-- INPUT MATERIAL --

☆ ☆ ☆ ☆ ☆

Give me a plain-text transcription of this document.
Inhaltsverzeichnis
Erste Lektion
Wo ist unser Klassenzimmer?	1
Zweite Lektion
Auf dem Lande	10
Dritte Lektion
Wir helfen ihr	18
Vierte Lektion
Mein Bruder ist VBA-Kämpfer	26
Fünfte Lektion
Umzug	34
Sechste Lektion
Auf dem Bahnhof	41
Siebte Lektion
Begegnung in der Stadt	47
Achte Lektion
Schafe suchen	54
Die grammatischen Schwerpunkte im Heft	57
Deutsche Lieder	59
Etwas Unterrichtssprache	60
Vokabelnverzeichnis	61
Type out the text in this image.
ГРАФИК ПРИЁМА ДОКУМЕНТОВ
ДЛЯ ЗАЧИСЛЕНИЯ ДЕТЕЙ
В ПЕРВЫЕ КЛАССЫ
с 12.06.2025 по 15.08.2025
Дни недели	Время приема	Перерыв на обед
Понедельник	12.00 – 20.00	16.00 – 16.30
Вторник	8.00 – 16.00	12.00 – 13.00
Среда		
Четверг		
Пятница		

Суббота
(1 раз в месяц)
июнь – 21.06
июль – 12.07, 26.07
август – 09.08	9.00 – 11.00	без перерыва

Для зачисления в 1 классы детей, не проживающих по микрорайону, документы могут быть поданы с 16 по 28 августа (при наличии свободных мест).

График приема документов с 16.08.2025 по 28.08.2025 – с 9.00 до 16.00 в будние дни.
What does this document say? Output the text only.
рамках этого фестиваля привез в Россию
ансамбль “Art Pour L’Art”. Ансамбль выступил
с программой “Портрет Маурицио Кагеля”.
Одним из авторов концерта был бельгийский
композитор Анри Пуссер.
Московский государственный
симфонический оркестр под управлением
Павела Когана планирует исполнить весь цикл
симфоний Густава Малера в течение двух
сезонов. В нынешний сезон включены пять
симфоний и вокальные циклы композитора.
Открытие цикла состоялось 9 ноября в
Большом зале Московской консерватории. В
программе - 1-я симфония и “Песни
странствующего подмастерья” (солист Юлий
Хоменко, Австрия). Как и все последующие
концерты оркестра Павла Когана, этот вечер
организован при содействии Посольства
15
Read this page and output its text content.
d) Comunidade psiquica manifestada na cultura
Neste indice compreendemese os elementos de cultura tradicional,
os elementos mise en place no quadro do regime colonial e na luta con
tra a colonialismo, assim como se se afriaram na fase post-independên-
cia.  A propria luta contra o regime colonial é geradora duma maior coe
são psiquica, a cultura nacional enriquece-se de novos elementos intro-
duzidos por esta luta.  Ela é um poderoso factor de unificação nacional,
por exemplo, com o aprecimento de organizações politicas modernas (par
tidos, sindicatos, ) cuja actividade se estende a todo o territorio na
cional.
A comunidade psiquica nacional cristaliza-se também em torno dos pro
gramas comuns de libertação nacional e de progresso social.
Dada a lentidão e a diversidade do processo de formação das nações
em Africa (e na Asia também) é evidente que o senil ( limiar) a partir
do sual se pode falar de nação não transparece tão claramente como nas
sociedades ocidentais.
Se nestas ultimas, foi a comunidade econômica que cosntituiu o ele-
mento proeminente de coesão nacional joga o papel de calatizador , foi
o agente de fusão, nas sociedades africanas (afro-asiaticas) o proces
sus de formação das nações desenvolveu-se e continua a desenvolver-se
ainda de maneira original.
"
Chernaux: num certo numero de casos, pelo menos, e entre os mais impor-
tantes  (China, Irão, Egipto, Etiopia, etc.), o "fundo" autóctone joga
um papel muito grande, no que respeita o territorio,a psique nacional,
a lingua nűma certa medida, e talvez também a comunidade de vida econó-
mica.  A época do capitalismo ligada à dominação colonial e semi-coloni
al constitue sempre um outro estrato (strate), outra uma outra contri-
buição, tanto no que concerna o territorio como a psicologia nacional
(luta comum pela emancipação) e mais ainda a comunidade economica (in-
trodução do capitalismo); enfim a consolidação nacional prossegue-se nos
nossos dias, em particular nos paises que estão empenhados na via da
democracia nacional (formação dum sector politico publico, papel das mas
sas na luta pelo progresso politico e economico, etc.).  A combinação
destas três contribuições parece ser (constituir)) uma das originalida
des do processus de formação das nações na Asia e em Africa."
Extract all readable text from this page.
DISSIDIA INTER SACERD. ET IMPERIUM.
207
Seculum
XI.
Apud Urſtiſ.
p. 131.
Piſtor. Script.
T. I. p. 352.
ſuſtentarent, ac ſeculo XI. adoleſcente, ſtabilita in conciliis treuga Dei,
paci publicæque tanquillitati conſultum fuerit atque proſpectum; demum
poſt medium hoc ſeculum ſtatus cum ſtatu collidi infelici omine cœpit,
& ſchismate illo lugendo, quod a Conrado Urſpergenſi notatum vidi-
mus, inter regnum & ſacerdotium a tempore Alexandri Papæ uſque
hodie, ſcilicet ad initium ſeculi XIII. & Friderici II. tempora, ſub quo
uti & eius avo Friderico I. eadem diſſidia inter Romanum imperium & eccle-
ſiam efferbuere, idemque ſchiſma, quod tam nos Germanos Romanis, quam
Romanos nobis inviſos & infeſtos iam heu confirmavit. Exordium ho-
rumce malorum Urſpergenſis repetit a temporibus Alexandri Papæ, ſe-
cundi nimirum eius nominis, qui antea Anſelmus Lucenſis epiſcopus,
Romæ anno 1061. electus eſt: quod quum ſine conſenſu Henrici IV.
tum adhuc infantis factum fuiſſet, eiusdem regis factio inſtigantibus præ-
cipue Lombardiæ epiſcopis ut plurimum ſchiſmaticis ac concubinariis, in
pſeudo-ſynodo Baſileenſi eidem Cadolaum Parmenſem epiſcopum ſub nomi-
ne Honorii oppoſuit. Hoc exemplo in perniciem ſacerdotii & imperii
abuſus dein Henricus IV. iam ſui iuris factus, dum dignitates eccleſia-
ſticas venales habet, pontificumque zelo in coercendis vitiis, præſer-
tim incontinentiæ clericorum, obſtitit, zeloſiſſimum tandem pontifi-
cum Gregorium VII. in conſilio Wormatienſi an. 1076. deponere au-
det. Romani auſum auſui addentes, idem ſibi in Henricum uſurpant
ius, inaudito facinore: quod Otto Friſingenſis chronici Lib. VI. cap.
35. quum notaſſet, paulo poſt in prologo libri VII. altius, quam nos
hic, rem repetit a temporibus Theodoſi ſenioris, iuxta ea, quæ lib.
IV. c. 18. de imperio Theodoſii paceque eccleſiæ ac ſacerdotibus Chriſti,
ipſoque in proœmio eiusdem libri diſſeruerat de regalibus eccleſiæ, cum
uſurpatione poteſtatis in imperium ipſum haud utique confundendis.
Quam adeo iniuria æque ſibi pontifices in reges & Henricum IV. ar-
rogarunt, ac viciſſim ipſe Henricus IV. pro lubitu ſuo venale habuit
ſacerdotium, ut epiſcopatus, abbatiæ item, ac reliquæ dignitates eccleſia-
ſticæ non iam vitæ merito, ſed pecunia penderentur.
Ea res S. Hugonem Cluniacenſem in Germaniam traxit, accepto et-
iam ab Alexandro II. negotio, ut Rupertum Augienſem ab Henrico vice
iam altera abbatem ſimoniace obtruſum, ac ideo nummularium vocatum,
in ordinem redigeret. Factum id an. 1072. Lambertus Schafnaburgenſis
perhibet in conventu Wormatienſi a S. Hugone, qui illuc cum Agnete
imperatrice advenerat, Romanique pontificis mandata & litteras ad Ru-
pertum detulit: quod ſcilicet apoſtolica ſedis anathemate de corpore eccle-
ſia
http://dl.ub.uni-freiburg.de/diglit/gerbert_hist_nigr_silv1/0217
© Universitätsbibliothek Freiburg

☆ ☆ ☆ ☆ ☆

-- TASK DESCRIPTION --
Give the number of lines in the entries that hold the word "luta", and nothing else.

-- EXERCISE RESULT --
5